(Extracted data entries)
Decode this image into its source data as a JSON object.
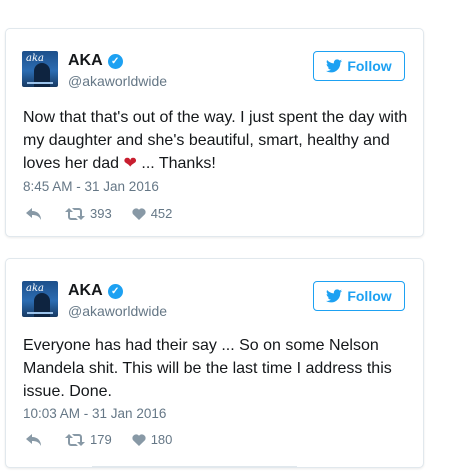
{
  "icons": {
    "verified": "verified-badge-icon",
    "follow": "twitter-bird-icon",
    "reply": "reply-icon",
    "retweet": "retweet-icon",
    "like": "heart-icon"
  },
  "colors": {
    "accent": "#1da1f2",
    "muted": "#657786",
    "heart_emoji": "#c81e2f"
  },
  "tweets": [
    {
      "name": "AKA",
      "handle": "@akaworldwide",
      "follow_label": "Follow",
      "text_before_emoji": "Now that that's out of the way. I just spent the day with my daughter and she's beautiful, smart, healthy and loves her dad ",
      "emoji": "❤",
      "text_after_emoji": " ... Thanks!",
      "timestamp": "8:45 AM - 31 Jan 2016",
      "retweets": "393",
      "likes": "452"
    },
    {
      "name": "AKA",
      "handle": "@akaworldwide",
      "follow_label": "Follow",
      "text": "Everyone has had their say ... So on some Nelson Mandela shit. This will be the last time I address this issue. Done.",
      "timestamp": "10:03 AM - 31 Jan 2016",
      "retweets": "179",
      "likes": "180"
    }
  ]
}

### EXERCISE PROMPT
All of the lines above should be printed exactly, minus the pictures.

### EXERCISE RESPONSE
Decode this image into its source data as a JSON object.
{
  "icons": {
    "verified": "verified-badge-icon",
    "follow": "twitter-bird-icon",
    "reply": "reply-icon",
    "retweet": "retweet-icon",
    "like": "heart-icon"
  },
  "colors": {
    "accent": "#1da1f2",
    "muted": "#657786",
    "heart_emoji": "#c81e2f"
  },
  "tweets": [
    {
      "name": "AKA",
      "handle": "@akaworldwide",
      "follow_label": "Follow",
      "text_before_emoji": "Now that that's out of the way. I just spent the day with my daughter and she's beautiful, smart, healthy and loves her dad ",
      "emoji": "❤",
      "text_after_emoji": " ... Thanks!",
      "timestamp": "8:45 AM - 31 Jan 2016",
      "retweets": "393",
      "likes": "452"
    },
    {
      "name": "AKA",
      "handle": "@akaworldwide",
      "follow_label": "Follow",
      "text": "Everyone has had their say ... So on some Nelson Mandela shit. This will be the last time I address this issue. Done.",
      "timestamp": "10:03 AM - 31 Jan 2016",
      "retweets": "179",
      "likes": "180"
    }
  ]
}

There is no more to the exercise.